[Raw data]

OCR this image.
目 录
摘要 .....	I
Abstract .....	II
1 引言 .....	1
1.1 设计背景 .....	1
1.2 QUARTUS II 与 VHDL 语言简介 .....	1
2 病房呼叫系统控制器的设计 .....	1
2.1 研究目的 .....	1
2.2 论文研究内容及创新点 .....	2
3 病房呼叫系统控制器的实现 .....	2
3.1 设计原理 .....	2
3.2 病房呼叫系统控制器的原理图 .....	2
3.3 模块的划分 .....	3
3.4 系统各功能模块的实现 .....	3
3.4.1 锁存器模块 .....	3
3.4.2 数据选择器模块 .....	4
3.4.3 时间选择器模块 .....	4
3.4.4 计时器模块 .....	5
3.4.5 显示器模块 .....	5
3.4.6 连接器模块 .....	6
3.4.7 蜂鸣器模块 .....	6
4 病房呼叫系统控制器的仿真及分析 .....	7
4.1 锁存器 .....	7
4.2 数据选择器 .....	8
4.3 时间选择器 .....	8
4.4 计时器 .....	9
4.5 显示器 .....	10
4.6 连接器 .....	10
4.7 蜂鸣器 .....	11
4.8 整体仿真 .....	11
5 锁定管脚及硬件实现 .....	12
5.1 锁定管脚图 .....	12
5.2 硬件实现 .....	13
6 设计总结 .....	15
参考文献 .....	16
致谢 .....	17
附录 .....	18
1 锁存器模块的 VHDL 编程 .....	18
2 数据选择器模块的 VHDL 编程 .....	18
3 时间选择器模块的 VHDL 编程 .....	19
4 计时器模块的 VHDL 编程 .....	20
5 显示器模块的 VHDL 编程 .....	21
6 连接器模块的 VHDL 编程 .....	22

[Task goal]
Look through the entries above; copy every line holding the string "VHDL".

[Task solution]
1.2 QUARTUS II 与 VHDL 语言简介 .....	1
1 锁存器模块的 VHDL 编程 .....	18
2 数据选择器模块的 VHDL 编程 .....	18
3 时间选择器模块的 VHDL 编程 .....	19
4 计时器模块的 VHDL 编程 .....	20
5 显示器模块的 VHDL 编程 .....	21
6 连接器模块的 VHDL 编程 .....	22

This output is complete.